Task brief
Every record must be repeated exactly; omit any pictures they contain.

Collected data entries
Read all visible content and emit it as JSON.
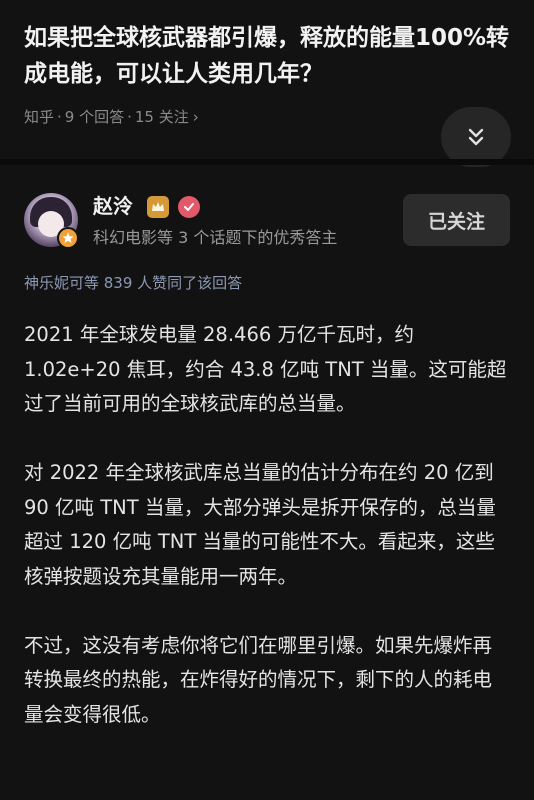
{
  "question": {
    "title": "如果把全球核武器都引爆，释放的能量100%转成电能，可以让人类用几年？",
    "source": "知乎",
    "answers": "9 个回答",
    "followers": "15 关注"
  },
  "author": {
    "name": "赵泠",
    "description": "科幻电影等 3 个话题下的优秀答主",
    "follow_label": "已关注"
  },
  "likes_text": "神乐妮可等 839 人赞同了该回答",
  "answer": {
    "paragraphs": [
      "2021 年全球发电量 28.466 万亿千瓦时，约 1.02e+20 焦耳，约合 43.8 亿吨 TNT 当量。这可能超过了当前可用的全球核武库的总当量。",
      "对 2022 年全球核武库总当量的估计分布在约 20 亿到 90 亿吨 TNT 当量，大部分弹头是拆开保存的，总当量超过 120 亿吨 TNT 当量的可能性不大。看起来，这些核弹按题设充其量能用一两年。",
      "不过，这没有考虑你将它们在哪里引爆。如果先爆炸再转换最终的热能，在炸得好的情况下，剩下的人的耗电量会变得很低。"
    ]
  },
  "icons": {
    "collapse": "double-chevron-down-icon",
    "crown": "crown-badge-icon",
    "verified": "verified-check-icon",
    "star": "star-badge-icon"
  },
  "colors": {
    "background": "#121212",
    "likes_text": "#8d98b3",
    "crown_badge": "#d49a3a",
    "verified_badge": "#e25a6a",
    "avatar_badge": "#f0a23a"
  }
}
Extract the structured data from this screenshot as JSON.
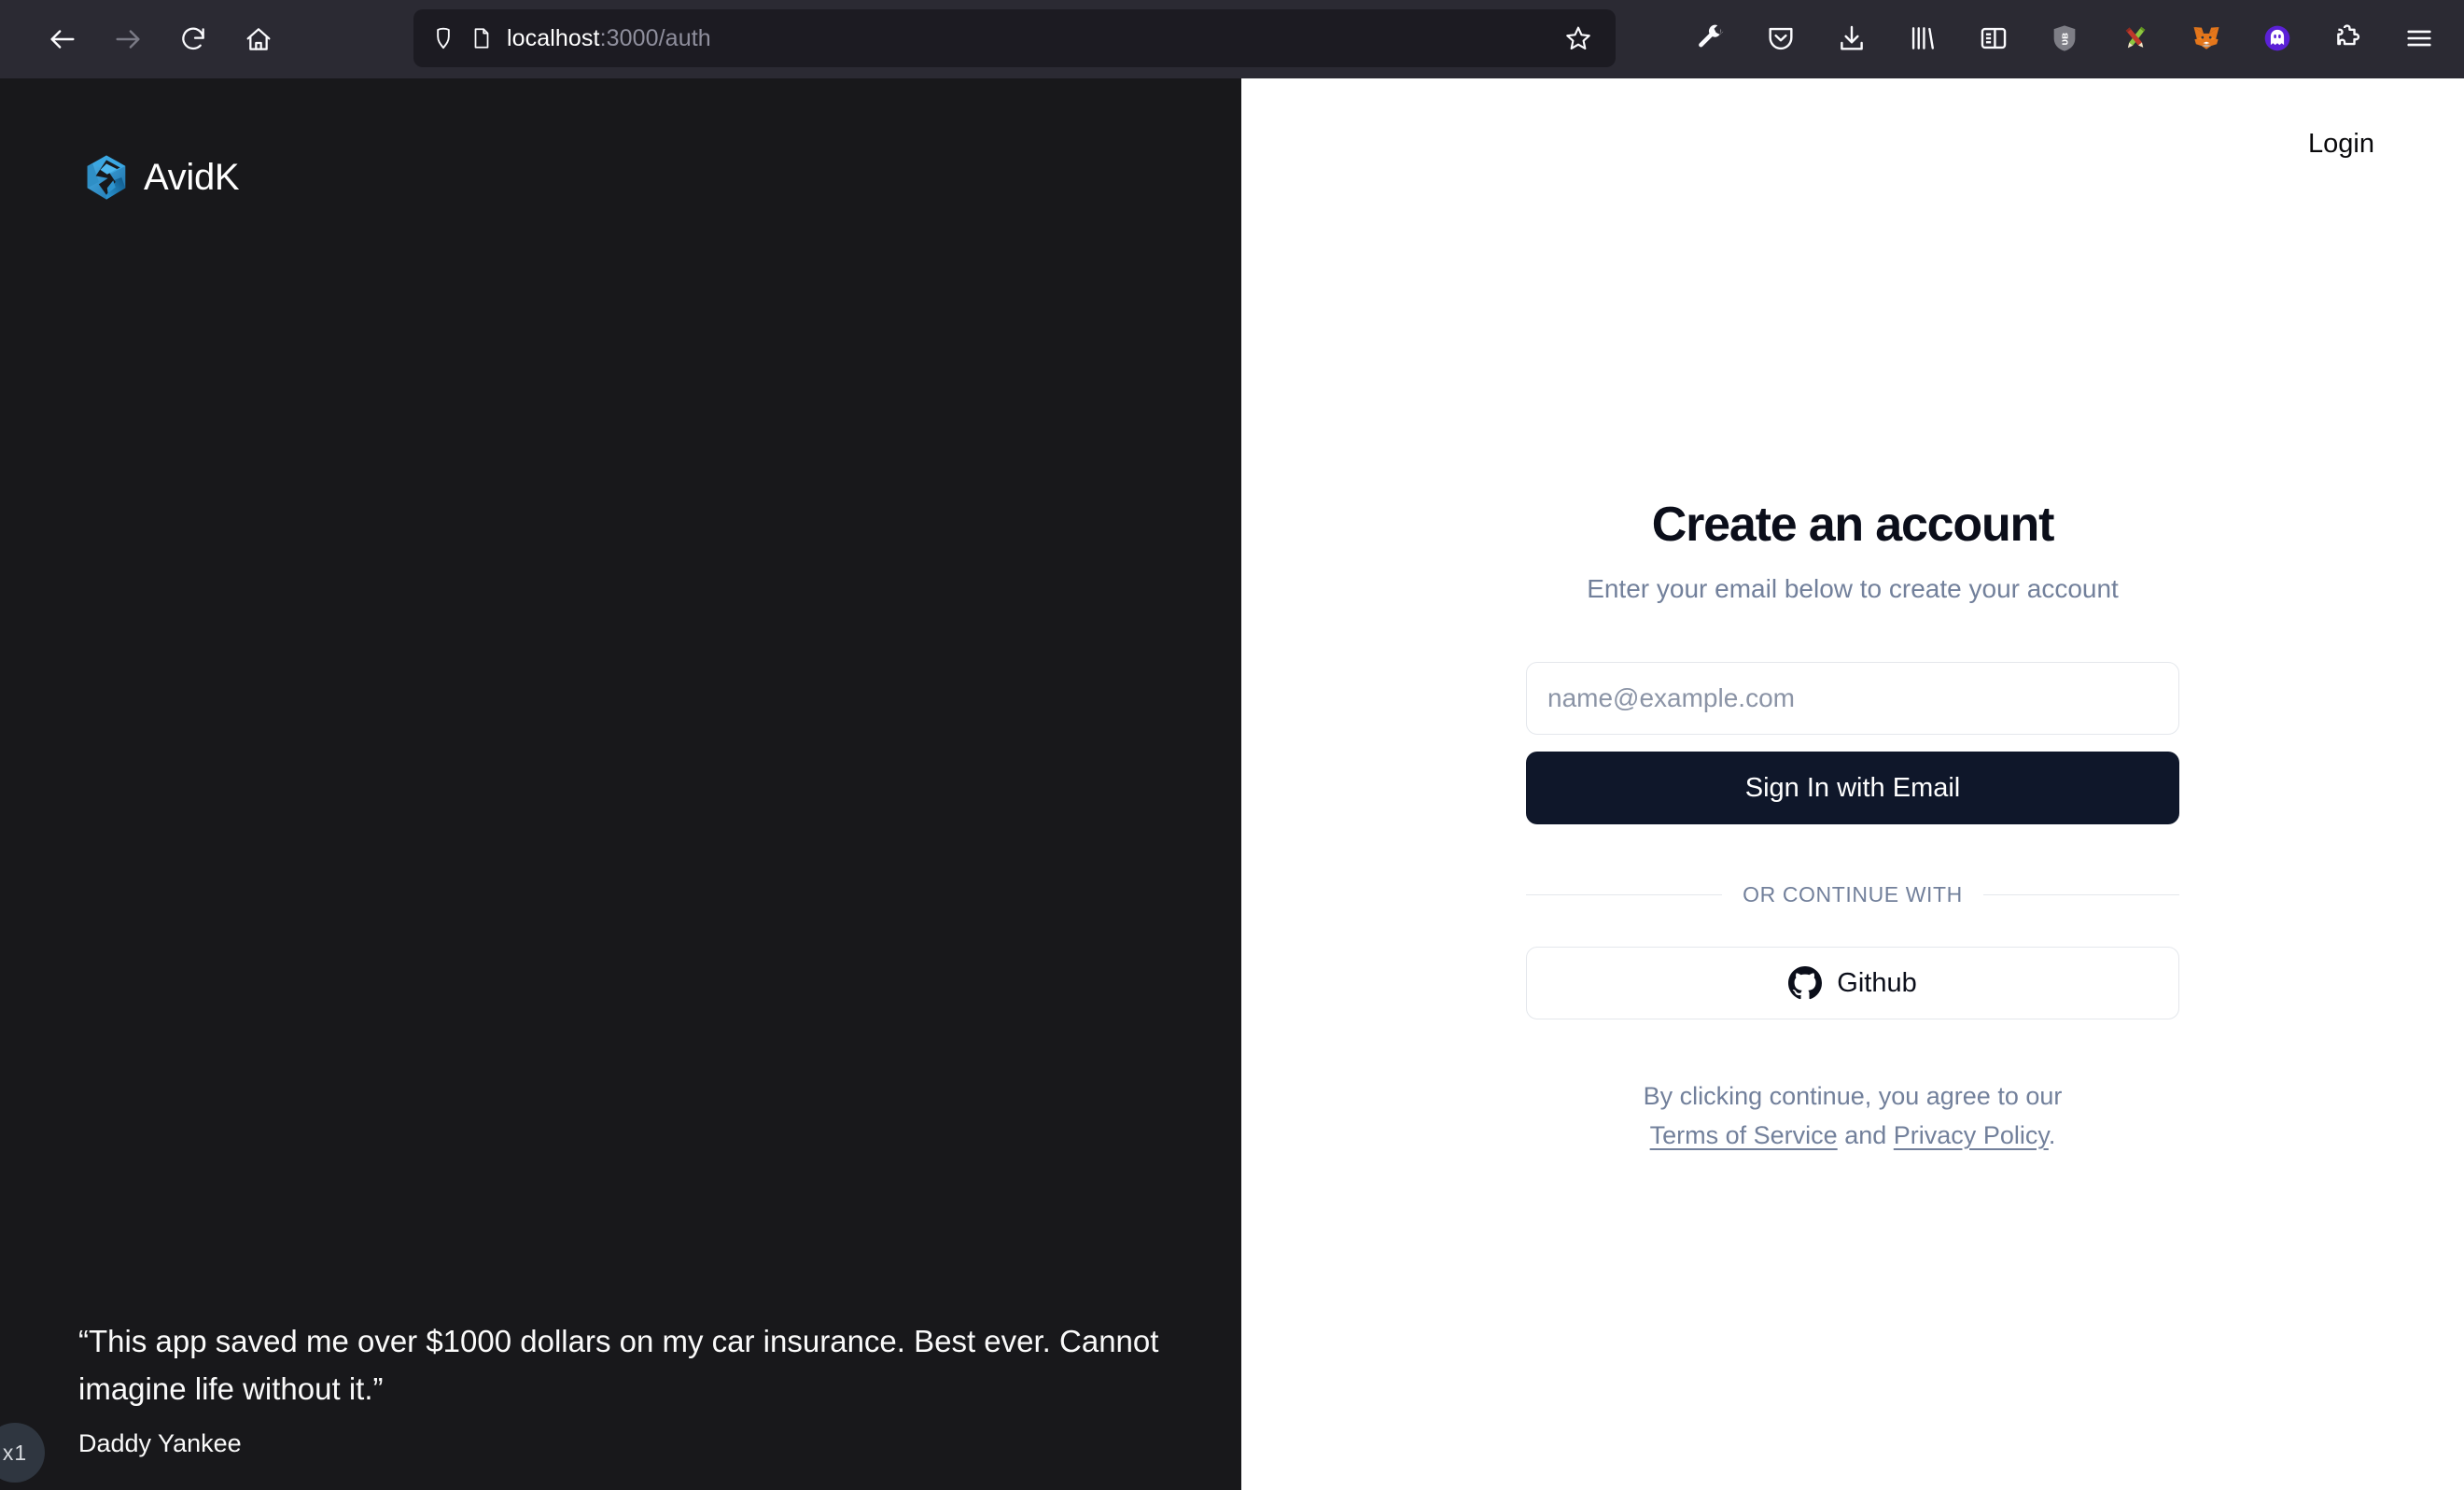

The output
Read all visible content and emit it as JSON.
{
  "question": {
    "title": "如果把全球核武器都引爆，释放的能量100%转成电能，可以让人类用几年？",
    "source": "知乎",
    "answers": "9 个回答",
    "followers": "15 关注"
  },
  "author": {
    "name": "赵泠",
    "description": "科幻电影等 3 个话题下的优秀答主",
    "follow_label": "已关注"
  },
  "likes_text": "神乐妮可等 839 人赞同了该回答",
  "answer": {
    "paragraphs": [
      "2021 年全球发电量 28.466 万亿千瓦时，约 1.02e+20 焦耳，约合 43.8 亿吨 TNT 当量。这可能超过了当前可用的全球核武库的总当量。",
      "对 2022 年全球核武库总当量的估计分布在约 20 亿到 90 亿吨 TNT 当量，大部分弹头是拆开保存的，总当量超过 120 亿吨 TNT 当量的可能性不大。看起来，这些核弹按题设充其量能用一两年。",
      "不过，这没有考虑你将它们在哪里引爆。如果先爆炸再转换最终的热能，在炸得好的情况下，剩下的人的耗电量会变得很低。"
    ]
  },
  "icons": {
    "collapse": "double-chevron-down-icon",
    "crown": "crown-badge-icon",
    "verified": "verified-check-icon",
    "star": "star-badge-icon"
  },
  "colors": {
    "background": "#121212",
    "likes_text": "#8d98b3",
    "crown_badge": "#d49a3a",
    "verified_badge": "#e25a6a",
    "avatar_badge": "#f0a23a"
  }
}
Extract the structured data from this screenshot as JSON.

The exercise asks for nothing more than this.